What you will do: Present the entries from the very first line through the line containing "taskbar-clock[interactable]: 13:48 05.06.2024" as a Markdown table with the columns No. and Entry Line, numbering each row and omitting blank lines.

Supplied records:
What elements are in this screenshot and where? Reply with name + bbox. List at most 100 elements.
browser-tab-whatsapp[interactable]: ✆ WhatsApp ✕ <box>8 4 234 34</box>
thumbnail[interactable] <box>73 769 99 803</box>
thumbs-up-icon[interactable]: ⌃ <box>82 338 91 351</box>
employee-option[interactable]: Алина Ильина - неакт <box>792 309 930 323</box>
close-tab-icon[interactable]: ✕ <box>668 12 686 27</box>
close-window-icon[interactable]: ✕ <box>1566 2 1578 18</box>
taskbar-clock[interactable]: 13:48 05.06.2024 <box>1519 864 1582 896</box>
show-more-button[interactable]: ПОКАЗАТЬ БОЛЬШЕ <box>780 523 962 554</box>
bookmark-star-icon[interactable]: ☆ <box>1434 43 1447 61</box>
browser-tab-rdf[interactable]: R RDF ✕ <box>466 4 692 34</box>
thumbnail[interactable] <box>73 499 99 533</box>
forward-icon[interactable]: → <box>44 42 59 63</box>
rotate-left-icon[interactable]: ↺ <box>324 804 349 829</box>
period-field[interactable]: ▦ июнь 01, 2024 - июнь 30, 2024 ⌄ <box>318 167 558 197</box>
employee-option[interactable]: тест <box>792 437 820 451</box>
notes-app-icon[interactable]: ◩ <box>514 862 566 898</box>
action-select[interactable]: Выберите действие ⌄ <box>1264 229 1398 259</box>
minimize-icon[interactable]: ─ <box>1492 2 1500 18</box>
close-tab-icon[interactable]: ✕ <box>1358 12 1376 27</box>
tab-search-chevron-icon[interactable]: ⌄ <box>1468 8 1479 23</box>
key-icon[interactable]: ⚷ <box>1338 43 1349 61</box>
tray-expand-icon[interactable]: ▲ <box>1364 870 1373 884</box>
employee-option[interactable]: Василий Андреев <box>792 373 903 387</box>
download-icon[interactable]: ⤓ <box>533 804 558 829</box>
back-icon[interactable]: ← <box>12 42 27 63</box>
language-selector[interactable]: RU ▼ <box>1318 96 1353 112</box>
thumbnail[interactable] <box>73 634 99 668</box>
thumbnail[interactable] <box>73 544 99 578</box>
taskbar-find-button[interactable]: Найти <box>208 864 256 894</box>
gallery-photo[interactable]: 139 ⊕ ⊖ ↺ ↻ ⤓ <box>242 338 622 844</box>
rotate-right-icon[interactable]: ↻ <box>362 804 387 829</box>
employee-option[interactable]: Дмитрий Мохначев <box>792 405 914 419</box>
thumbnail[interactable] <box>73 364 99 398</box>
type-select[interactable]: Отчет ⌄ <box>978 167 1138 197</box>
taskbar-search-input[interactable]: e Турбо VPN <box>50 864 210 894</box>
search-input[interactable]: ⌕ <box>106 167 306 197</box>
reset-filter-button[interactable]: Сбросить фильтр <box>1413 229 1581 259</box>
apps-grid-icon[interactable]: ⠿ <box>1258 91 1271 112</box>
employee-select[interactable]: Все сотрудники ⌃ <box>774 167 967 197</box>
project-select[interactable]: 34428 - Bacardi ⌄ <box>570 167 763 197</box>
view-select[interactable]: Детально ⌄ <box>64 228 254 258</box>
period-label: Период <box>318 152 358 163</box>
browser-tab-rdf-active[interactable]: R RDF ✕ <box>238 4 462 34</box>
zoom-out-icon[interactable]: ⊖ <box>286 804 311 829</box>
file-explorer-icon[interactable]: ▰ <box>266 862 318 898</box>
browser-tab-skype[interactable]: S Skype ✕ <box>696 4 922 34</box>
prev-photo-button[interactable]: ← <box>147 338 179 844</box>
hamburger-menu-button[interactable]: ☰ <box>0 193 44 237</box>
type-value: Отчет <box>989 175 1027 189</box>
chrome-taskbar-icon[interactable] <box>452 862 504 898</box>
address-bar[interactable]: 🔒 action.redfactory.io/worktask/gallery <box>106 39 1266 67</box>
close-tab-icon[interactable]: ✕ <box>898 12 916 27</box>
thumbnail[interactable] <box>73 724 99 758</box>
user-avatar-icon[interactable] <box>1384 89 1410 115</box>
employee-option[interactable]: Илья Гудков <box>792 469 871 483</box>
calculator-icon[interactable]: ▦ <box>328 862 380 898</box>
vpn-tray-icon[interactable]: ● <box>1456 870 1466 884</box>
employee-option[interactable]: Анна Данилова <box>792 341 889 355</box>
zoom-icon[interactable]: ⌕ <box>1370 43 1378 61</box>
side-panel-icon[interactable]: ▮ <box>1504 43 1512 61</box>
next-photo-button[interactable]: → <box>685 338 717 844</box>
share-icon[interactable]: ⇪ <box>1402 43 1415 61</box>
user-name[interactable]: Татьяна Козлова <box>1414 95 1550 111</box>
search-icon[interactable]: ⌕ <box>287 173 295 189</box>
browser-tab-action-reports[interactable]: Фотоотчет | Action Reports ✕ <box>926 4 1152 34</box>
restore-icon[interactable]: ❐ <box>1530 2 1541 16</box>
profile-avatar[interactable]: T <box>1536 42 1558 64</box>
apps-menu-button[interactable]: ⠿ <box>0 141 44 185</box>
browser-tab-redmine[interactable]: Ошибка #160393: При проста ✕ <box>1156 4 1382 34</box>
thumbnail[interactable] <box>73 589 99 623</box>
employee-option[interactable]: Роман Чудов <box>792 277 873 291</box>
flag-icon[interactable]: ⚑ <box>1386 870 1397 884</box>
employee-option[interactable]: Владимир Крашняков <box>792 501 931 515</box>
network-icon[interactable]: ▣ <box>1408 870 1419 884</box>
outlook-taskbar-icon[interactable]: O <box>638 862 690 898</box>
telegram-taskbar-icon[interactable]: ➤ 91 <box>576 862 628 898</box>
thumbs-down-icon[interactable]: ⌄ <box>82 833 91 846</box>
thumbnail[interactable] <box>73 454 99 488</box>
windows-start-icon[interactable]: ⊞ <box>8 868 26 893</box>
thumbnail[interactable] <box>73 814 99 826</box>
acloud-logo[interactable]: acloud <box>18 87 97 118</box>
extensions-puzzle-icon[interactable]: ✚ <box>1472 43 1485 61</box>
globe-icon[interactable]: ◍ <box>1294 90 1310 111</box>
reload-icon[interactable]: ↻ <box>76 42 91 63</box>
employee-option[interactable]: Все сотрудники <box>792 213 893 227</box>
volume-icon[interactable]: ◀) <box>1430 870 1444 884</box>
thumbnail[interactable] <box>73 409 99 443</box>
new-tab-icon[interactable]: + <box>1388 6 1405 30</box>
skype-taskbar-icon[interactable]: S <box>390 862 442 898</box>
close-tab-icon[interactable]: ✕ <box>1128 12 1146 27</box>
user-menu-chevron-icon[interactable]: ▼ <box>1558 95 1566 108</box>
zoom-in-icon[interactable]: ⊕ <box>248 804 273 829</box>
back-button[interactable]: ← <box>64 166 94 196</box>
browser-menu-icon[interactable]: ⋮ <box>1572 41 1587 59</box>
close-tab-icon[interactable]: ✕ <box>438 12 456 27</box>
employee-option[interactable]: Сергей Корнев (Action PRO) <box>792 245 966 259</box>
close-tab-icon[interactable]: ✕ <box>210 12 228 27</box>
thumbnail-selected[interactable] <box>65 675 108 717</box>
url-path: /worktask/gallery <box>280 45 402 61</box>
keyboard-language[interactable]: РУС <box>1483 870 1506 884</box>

Answer to this exercise:
| No. | Entry Line |
|---|---|
| 1 | What elements are in this screenshot and where? Reply with name + bbox. List at most 100 elements. |
| 2 | browser-tab-whatsapp[interactable]: ✆ WhatsApp ✕ <box>8 4 234 34</box> |
| 3 | thumbnail[interactable] <box>73 769 99 803</box> |
| 4 | thumbs-up-icon[interactable]: ⌃ <box>82 338 91 351</box> |
| 5 | employee-option[interactable]: Алина Ильина - неакт <box>792 309 930 323</box> |
| 6 | close-tab-icon[interactable]: ✕ <box>668 12 686 27</box> |
| 7 | close-window-icon[interactable]: ✕ <box>1566 2 1578 18</box> |
| 8 | taskbar-clock[interactable]: 13:48 05.06.2024 <box>1519 864 1582 896</box> |